===== Data section

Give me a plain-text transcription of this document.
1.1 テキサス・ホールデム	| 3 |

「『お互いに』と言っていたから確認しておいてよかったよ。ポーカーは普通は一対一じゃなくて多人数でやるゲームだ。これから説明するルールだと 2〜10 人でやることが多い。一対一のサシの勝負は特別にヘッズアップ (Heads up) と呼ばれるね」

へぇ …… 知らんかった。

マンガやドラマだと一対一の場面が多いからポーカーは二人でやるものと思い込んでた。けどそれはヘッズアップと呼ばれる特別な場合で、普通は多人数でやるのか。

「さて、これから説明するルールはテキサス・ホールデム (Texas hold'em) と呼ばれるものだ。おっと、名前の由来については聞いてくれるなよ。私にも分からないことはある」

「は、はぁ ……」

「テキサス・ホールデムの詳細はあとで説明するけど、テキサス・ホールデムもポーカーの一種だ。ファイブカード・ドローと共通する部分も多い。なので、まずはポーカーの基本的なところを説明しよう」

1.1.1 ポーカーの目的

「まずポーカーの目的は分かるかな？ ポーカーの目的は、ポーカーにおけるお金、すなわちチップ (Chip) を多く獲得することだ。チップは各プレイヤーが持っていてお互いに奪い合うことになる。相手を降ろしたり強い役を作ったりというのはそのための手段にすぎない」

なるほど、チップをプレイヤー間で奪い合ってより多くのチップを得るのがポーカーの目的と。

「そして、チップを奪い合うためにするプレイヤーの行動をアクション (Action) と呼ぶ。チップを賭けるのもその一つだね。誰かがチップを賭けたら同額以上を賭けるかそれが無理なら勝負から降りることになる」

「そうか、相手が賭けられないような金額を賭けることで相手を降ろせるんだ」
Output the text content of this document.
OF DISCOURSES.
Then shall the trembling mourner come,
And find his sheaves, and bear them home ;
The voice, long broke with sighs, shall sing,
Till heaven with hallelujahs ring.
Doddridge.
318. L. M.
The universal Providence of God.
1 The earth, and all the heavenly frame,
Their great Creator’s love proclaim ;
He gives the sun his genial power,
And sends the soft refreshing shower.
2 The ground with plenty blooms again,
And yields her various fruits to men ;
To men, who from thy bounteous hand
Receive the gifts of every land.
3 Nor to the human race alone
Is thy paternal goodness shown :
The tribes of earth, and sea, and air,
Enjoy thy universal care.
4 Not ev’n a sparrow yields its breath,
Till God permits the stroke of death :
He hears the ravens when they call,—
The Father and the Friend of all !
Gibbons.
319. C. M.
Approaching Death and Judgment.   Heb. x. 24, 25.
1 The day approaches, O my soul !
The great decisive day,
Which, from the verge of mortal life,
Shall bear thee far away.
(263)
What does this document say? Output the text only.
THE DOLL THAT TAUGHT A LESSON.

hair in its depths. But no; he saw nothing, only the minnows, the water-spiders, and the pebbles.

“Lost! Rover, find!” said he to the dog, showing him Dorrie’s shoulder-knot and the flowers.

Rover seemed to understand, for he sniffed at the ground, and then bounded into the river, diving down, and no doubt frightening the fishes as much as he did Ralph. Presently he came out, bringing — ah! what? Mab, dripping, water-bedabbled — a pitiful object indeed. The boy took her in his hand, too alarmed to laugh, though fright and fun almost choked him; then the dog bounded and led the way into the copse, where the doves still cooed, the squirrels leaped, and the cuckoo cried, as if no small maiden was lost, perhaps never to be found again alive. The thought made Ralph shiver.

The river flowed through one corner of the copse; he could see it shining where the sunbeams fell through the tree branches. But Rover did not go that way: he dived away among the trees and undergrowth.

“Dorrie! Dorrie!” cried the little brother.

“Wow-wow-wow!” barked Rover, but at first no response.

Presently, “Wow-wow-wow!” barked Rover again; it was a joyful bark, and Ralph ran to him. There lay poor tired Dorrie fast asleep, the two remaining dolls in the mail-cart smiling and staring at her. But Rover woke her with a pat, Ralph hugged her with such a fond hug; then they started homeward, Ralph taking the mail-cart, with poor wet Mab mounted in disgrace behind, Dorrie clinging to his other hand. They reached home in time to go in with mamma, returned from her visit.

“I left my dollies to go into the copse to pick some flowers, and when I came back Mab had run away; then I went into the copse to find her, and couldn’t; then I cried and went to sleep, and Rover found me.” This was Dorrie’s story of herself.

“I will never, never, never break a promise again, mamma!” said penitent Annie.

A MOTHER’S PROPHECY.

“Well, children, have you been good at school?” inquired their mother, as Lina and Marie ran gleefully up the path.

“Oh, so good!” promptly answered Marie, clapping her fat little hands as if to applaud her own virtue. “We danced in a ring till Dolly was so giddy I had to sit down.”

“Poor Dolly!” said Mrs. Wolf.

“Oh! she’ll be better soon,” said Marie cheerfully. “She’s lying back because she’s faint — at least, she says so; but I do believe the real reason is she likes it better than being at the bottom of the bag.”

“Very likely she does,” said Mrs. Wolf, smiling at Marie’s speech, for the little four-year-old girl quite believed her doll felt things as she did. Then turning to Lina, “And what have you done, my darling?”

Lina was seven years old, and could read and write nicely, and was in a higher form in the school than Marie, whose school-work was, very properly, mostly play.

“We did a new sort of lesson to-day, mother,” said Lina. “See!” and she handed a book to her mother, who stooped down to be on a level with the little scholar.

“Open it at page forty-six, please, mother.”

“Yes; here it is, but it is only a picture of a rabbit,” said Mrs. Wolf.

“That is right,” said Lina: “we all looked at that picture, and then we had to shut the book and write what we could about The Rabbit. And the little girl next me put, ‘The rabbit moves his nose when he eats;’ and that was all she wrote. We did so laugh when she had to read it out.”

==========

* _What you have to do_:
Exactly reproduce all of the entries above.

* _Final result_:
Give me a plain-text transcription of this document.
1.1 テキサス・ホールデム	| 3 |

「『お互いに』と言っていたから確認しておいてよかったよ。ポーカーは普通は一対一じゃなくて多人数でやるゲームだ。これから説明するルールだと 2〜10 人でやることが多い。一対一のサシの勝負は特別にヘッズアップ (Heads up) と呼ばれるね」

へぇ …… 知らんかった。

マンガやドラマだと一対一の場面が多いからポーカーは二人でやるものと思い込んでた。けどそれはヘッズアップと呼ばれる特別な場合で、普通は多人数でやるのか。

「さて、これから説明するルールはテキサス・ホールデム (Texas hold'em) と呼ばれるものだ。おっと、名前の由来については聞いてくれるなよ。私にも分からないことはある」

「は、はぁ ……」

「テキサス・ホールデムの詳細はあとで説明するけど、テキサス・ホールデムもポーカーの一種だ。ファイブカード・ドローと共通する部分も多い。なので、まずはポーカーの基本的なところを説明しよう」

1.1.1 ポーカーの目的

「まずポーカーの目的は分かるかな？ ポーカーの目的は、ポーカーにおけるお金、すなわちチップ (Chip) を多く獲得することだ。チップは各プレイヤーが持っていてお互いに奪い合うことになる。相手を降ろしたり強い役を作ったりというのはそのための手段にすぎない」

なるほど、チップをプレイヤー間で奪い合ってより多くのチップを得るのがポーカーの目的と。

「そして、チップを奪い合うためにするプレイヤーの行動をアクション (Action) と呼ぶ。チップを賭けるのもその一つだね。誰かがチップを賭けたら同額以上を賭けるかそれが無理なら勝負から降りることになる」

「そうか、相手が賭けられないような金額を賭けることで相手を降ろせるんだ」
Output the text content of this document.
OF DISCOURSES.
Then shall the trembling mourner come,
And find his sheaves, and bear them home ;
The voice, long broke with sighs, shall sing,
Till heaven with hallelujahs ring.
Doddridge.
318. L. M.
The universal Providence of God.
1 The earth, and all the heavenly frame,
Their great Creator’s love proclaim ;
He gives the sun his genial power,
And sends the soft refreshing shower.
2 The ground with plenty blooms again,
And yields her various fruits to men ;
To men, who from thy bounteous hand
Receive the gifts of every land.
3 Nor to the human race alone
Is thy paternal goodness shown :
The tribes of earth, and sea, and air,
Enjoy thy universal care.
4 Not ev’n a sparrow yields its breath,
Till God permits the stroke of death :
He hears the ravens when they call,—
The Father and the Friend of all !
Gibbons.
319. C. M.
Approaching Death and Judgment.   Heb. x. 24, 25.
1 The day approaches, O my soul !
The great decisive day,
Which, from the verge of mortal life,
Shall bear thee far away.
(263)
What does this document say? Output the text only.
THE DOLL THAT TAUGHT A LESSON.

hair in its depths. But no; he saw nothing, only the minnows, the water-spiders, and the pebbles.

“Lost! Rover, find!” said he to the dog, showing him Dorrie’s shoulder-knot and the flowers.

Rover seemed to understand, for he sniffed at the ground, and then bounded into the river, diving down, and no doubt frightening the fishes as much as he did Ralph. Presently he came out, bringing — ah! what? Mab, dripping, water-bedabbled — a pitiful object indeed. The boy took her in his hand, too alarmed to laugh, though fright and fun almost choked him; then the dog bounded and led the way into the copse, where the doves still cooed, the squirrels leaped, and the cuckoo cried, as if no small maiden was lost, perhaps never to be found again alive. The thought made Ralph shiver.

The river flowed through one corner of the copse; he could see it shining where the sunbeams fell through the tree branches. But Rover did not go that way: he dived away among the trees and undergrowth.

“Dorrie! Dorrie!” cried the little brother.

“Wow-wow-wow!” barked Rover, but at first no response.

Presently, “Wow-wow-wow!” barked Rover again; it was a joyful bark, and Ralph ran to him. There lay poor tired Dorrie fast asleep, the two remaining dolls in the mail-cart smiling and staring at her. But Rover woke her with a pat, Ralph hugged her with such a fond hug; then they started homeward, Ralph taking the mail-cart, with poor wet Mab mounted in disgrace behind, Dorrie clinging to his other hand. They reached home in time to go in with mamma, returned from her visit.

“I left my dollies to go into the copse to pick some flowers, and when I came back Mab had run away; then I went into the copse to find her, and couldn’t; then I cried and went to sleep, and Rover found me.” This was Dorrie’s story of herself.

“I will never, never, never break a promise again, mamma!” said penitent Annie.

A MOTHER’S PROPHECY.

“Well, children, have you been good at school?” inquired their mother, as Lina and Marie ran gleefully up the path.

“Oh, so good!” promptly answered Marie, clapping her fat little hands as if to applaud her own virtue. “We danced in a ring till Dolly was so giddy I had to sit down.”

“Poor Dolly!” said Mrs. Wolf.

“Oh! she’ll be better soon,” said Marie cheerfully. “She’s lying back because she’s faint — at least, she says so; but I do believe the real reason is she likes it better than being at the bottom of the bag.”

“Very likely she does,” said Mrs. Wolf, smiling at Marie’s speech, for the little four-year-old girl quite believed her doll felt things as she did. Then turning to Lina, “And what have you done, my darling?”

Lina was seven years old, and could read and write nicely, and was in a higher form in the school than Marie, whose school-work was, very properly, mostly play.

“We did a new sort of lesson to-day, mother,” said Lina. “See!” and she handed a book to her mother, who stooped down to be on a level with the little scholar.

“Open it at page forty-six, please, mother.”

“Yes; here it is, but it is only a picture of a rabbit,” said Mrs. Wolf.

“That is right,” said Lina: “we all looked at that picture, and then we had to shut the book and write what we could about The Rabbit. And the little girl next me put, ‘The rabbit moves his nose when he eats;’ and that was all she wrote. We did so laugh when she had to read it out.”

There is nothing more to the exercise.